- [Supplied records]:
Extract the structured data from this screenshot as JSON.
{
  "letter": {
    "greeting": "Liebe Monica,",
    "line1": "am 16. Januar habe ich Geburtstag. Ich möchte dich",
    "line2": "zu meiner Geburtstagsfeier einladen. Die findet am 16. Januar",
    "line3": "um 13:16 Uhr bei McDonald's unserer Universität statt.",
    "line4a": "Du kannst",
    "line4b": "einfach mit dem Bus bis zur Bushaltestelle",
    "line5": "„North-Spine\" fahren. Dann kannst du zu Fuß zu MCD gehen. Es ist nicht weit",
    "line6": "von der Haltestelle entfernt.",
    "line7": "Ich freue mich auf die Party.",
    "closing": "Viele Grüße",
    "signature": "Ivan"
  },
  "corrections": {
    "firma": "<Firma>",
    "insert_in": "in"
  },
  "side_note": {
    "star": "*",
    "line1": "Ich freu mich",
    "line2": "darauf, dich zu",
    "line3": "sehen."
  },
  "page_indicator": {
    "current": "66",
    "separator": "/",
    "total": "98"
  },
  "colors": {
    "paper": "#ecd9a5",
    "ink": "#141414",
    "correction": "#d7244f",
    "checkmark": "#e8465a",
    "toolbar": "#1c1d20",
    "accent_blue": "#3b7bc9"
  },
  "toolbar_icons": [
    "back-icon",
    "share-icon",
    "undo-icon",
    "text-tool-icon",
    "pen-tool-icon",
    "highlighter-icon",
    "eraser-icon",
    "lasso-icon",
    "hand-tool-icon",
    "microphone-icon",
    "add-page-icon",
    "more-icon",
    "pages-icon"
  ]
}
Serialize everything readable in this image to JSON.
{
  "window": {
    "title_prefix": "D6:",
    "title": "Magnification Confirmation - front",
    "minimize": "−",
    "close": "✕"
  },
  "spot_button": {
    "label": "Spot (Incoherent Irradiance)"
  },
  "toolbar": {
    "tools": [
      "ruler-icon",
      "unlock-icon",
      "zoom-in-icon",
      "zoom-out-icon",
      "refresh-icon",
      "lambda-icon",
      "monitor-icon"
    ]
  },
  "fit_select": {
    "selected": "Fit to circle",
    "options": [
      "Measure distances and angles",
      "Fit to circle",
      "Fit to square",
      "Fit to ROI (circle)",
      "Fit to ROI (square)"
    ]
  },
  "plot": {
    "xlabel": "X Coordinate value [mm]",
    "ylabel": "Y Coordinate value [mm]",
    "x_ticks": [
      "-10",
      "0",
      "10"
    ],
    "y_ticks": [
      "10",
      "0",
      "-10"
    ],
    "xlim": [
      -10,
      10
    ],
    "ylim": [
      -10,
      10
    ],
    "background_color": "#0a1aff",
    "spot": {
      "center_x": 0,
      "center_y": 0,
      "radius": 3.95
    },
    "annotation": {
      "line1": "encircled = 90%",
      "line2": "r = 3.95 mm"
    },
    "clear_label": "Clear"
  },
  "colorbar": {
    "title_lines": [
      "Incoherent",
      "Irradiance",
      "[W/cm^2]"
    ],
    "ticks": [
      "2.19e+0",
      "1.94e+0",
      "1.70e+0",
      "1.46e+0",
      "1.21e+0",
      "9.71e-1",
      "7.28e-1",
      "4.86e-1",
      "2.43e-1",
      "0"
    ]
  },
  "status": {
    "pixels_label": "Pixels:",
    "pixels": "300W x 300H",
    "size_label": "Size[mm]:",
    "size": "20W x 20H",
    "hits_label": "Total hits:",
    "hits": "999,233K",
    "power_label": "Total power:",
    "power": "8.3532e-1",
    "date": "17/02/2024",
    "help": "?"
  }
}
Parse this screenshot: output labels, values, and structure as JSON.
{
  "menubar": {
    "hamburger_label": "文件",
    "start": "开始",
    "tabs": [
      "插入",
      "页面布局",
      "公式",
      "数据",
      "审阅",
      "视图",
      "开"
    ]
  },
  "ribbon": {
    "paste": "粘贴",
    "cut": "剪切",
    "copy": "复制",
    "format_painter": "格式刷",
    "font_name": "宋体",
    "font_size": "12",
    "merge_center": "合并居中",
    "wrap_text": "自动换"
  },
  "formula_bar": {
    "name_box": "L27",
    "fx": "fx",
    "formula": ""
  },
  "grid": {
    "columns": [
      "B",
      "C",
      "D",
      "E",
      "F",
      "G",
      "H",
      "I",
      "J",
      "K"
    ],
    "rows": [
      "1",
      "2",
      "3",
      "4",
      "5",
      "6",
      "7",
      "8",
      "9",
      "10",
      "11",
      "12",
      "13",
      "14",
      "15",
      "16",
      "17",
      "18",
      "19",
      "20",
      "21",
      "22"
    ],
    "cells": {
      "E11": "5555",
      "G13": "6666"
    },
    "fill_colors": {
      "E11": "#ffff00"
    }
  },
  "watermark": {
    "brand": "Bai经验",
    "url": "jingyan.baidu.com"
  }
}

- [Task to complete]: Gather up, from the records above, each line where the word "screenshot" appears.

- [Finished answer]:
Extract the structured data from this screenshot as JSON.
Parse this screenshot: output labels, values, and structure as JSON.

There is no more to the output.